------ Available data ------

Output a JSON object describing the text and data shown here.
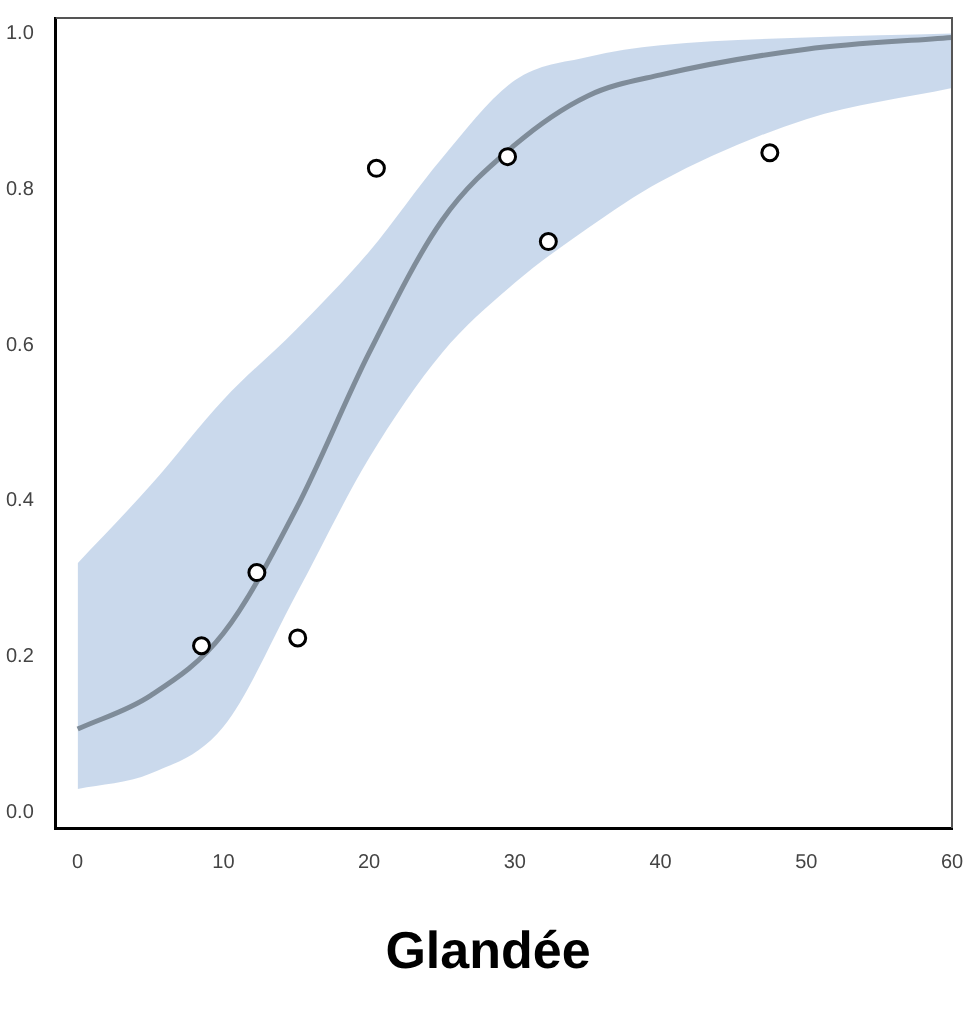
{
  "chart_data": {
    "type": "scatter",
    "title": "Glandée",
    "xlim": [
      -1.5,
      60
    ],
    "xticks": [
      0,
      10,
      20,
      30,
      40,
      50,
      60
    ],
    "ylim": [
      -0.02,
      1.02
    ],
    "yticks": [
      {
        "value": 0,
        "label": "0.0"
      },
      {
        "value": 0.2,
        "label": "0.2"
      },
      {
        "value": 0.4,
        "label": "0.4"
      },
      {
        "value": 0.6,
        "label": "0.6"
      },
      {
        "value": 0.8,
        "label": "0.8"
      },
      {
        "value": 1,
        "label": "1.0"
      }
    ],
    "grid": false,
    "legend": false,
    "series": [
      {
        "type": "line",
        "color": "#7f8c99",
        "x": [
          0,
          5,
          10,
          15,
          20,
          25,
          30,
          35,
          40,
          50,
          60
        ],
        "values": [
          0.107,
          0.15,
          0.23,
          0.39,
          0.59,
          0.76,
          0.857,
          0.92,
          0.947,
          0.98,
          0.995
        ],
        "lower": [
          0.03,
          0.05,
          0.11,
          0.28,
          0.455,
          0.59,
          0.68,
          0.75,
          0.81,
          0.89,
          0.93
        ],
        "upper": [
          0.32,
          0.42,
          0.53,
          0.62,
          0.72,
          0.84,
          0.94,
          0.97,
          0.985,
          0.995,
          1.0
        ]
      },
      {
        "color": "#000000",
        "marker": "circle",
        "x": [
          8.5,
          12.3,
          15.1,
          20.5,
          29.5,
          32.3,
          47.5
        ],
        "values": [
          0.214,
          0.308,
          0.224,
          0.827,
          0.842,
          0.733,
          0.847
        ]
      }
    ]
  }
}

------

_Task prompt_
How many lines in the data contain the string "label"? Respond with the number only.

_Exercise answer_
6